──────── Given records ────────

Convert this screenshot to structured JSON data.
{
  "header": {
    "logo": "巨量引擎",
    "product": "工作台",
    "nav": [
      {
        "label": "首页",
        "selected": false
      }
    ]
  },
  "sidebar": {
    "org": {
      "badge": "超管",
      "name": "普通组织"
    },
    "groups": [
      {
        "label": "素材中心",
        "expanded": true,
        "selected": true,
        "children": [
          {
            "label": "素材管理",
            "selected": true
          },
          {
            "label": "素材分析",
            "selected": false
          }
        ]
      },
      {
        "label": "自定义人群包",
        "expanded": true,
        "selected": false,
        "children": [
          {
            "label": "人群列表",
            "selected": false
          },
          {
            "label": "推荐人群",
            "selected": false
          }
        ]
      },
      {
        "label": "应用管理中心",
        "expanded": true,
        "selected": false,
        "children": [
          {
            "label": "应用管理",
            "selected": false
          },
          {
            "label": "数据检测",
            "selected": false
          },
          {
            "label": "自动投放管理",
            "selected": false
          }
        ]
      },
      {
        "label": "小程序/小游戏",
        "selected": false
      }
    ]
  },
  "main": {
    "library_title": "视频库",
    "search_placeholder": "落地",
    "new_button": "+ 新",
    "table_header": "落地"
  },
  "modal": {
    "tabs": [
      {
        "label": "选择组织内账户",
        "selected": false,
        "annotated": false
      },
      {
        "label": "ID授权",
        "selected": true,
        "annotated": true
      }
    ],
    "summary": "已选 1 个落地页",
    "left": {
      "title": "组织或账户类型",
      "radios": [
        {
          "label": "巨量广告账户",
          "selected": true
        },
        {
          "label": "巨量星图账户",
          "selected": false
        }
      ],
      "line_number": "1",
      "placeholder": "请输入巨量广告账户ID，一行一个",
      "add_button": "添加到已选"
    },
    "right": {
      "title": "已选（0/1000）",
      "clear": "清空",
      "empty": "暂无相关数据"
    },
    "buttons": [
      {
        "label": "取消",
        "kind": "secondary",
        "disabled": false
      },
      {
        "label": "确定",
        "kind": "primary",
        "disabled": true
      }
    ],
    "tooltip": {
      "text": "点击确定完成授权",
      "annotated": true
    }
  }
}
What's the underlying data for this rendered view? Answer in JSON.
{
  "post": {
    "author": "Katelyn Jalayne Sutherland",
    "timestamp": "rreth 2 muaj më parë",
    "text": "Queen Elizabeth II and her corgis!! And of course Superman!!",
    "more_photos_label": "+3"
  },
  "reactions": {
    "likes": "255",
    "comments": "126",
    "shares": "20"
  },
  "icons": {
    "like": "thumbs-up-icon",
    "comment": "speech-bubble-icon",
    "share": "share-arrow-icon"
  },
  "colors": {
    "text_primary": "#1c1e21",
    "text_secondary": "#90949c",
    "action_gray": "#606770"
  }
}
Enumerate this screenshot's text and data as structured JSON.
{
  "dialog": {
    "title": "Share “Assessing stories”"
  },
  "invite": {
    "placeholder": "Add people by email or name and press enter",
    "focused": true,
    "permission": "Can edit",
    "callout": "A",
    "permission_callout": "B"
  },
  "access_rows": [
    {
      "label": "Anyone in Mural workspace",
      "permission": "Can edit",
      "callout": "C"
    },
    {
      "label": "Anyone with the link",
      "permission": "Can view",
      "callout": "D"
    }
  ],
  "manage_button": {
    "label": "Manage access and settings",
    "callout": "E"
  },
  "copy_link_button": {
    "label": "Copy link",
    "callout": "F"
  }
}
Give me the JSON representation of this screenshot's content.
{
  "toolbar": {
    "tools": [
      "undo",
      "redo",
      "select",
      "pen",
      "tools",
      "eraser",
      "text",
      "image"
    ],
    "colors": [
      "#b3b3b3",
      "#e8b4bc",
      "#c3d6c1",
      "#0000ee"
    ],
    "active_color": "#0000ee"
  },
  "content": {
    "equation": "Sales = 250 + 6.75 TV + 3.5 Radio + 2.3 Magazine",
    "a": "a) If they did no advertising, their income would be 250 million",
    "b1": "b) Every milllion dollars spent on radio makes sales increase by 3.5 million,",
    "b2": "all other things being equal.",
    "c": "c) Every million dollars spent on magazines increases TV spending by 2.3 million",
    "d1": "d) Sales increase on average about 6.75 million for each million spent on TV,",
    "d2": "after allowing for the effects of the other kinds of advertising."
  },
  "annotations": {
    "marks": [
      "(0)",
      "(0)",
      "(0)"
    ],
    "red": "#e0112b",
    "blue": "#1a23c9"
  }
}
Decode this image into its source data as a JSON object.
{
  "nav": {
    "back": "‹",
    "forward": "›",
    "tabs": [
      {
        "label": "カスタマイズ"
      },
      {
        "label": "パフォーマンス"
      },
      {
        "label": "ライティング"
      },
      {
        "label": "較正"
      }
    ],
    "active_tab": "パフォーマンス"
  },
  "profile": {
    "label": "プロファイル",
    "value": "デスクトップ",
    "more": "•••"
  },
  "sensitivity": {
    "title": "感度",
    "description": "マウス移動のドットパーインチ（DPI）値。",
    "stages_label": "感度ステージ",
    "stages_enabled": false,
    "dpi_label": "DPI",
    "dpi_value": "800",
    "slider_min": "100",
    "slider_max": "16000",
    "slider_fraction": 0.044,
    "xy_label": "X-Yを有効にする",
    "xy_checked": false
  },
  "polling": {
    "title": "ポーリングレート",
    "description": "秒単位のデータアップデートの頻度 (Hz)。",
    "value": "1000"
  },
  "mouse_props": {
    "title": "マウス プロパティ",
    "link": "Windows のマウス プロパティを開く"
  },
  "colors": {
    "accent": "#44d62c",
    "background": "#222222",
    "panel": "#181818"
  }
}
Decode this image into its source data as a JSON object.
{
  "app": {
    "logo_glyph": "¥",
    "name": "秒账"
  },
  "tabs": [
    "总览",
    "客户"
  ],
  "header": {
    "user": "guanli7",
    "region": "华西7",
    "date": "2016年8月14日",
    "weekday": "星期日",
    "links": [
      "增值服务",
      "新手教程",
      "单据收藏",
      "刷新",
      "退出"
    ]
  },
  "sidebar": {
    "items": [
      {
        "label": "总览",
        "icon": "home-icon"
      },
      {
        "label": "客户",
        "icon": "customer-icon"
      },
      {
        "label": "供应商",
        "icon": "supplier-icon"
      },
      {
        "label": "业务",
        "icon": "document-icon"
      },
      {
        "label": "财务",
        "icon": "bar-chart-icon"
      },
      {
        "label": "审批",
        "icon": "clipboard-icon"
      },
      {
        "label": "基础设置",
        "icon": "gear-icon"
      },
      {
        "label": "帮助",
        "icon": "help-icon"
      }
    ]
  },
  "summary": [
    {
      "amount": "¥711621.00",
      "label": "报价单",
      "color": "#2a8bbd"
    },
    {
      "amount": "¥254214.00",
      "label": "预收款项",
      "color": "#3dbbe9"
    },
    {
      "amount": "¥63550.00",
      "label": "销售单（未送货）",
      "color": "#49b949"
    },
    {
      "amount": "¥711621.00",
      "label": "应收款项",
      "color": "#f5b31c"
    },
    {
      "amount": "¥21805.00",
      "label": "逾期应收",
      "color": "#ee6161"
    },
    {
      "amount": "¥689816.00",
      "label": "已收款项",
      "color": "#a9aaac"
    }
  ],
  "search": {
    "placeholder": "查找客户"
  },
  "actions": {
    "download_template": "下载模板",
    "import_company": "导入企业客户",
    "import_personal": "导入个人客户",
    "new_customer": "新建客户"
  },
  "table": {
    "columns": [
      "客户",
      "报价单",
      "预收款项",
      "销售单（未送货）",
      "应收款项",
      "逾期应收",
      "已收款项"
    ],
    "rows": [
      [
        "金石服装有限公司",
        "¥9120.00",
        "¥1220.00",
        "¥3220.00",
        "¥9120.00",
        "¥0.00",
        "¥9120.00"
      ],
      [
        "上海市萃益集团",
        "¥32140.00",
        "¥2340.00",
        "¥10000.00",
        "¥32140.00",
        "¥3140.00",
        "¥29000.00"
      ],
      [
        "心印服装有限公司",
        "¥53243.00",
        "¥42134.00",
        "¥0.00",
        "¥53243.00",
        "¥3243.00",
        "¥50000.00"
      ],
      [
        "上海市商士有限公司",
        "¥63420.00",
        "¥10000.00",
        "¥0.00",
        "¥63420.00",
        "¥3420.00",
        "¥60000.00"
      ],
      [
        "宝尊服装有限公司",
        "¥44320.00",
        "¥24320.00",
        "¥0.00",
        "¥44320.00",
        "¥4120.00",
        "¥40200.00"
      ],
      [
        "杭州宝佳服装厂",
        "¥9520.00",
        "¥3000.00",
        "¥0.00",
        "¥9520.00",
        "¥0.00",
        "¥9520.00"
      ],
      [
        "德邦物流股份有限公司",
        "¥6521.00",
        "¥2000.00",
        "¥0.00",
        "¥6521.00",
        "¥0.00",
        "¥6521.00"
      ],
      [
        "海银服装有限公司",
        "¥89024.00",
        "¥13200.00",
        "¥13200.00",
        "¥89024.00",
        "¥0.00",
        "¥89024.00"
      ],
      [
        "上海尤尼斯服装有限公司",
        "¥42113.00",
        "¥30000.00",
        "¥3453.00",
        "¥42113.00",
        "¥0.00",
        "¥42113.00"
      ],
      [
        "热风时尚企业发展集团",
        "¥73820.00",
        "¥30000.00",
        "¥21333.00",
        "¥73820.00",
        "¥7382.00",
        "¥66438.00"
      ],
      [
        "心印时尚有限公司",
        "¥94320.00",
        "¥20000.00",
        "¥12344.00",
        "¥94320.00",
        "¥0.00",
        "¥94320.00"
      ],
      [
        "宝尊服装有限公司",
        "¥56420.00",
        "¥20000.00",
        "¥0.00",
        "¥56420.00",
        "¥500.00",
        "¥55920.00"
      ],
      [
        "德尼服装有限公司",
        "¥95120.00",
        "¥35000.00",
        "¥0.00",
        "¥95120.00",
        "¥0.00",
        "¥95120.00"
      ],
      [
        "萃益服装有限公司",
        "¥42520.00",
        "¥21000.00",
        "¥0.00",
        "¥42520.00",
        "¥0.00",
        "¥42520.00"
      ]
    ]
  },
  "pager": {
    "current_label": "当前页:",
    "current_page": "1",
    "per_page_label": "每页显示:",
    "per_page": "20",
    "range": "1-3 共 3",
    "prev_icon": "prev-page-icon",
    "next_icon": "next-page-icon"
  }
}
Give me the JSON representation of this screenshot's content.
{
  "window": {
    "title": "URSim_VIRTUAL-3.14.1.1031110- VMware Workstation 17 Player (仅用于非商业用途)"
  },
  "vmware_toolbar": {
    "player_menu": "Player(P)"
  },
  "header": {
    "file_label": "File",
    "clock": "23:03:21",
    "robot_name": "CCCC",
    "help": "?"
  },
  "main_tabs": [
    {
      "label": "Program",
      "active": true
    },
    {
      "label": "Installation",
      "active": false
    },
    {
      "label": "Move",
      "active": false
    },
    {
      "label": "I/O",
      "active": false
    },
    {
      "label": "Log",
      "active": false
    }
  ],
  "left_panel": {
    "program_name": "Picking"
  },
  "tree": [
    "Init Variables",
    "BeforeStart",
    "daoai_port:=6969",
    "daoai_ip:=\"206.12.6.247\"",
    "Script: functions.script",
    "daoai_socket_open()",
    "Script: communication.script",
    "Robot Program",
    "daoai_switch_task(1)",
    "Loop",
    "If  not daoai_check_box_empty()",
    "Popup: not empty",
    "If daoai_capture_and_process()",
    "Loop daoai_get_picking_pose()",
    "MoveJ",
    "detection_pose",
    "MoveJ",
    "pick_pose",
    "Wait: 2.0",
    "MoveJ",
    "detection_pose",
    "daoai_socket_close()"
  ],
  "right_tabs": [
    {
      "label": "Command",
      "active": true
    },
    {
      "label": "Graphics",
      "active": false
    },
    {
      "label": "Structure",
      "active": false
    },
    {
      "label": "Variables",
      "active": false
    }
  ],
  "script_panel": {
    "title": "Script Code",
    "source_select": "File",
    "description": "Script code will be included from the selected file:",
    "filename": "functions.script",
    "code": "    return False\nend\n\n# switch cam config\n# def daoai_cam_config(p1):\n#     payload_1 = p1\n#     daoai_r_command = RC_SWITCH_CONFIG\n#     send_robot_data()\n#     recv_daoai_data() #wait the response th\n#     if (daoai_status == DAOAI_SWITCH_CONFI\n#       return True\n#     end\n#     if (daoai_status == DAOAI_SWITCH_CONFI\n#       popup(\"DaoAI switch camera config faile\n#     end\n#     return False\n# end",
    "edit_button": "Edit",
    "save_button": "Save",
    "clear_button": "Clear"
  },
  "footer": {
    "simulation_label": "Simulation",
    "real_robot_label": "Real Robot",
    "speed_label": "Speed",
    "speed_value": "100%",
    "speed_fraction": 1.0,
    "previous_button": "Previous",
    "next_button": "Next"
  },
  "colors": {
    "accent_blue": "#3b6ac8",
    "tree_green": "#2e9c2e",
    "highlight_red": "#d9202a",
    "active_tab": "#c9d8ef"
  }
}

────────

**Task to carry out**
Read the data above and count the lines that include "description". Answer only with the count.

**Complete answer**
3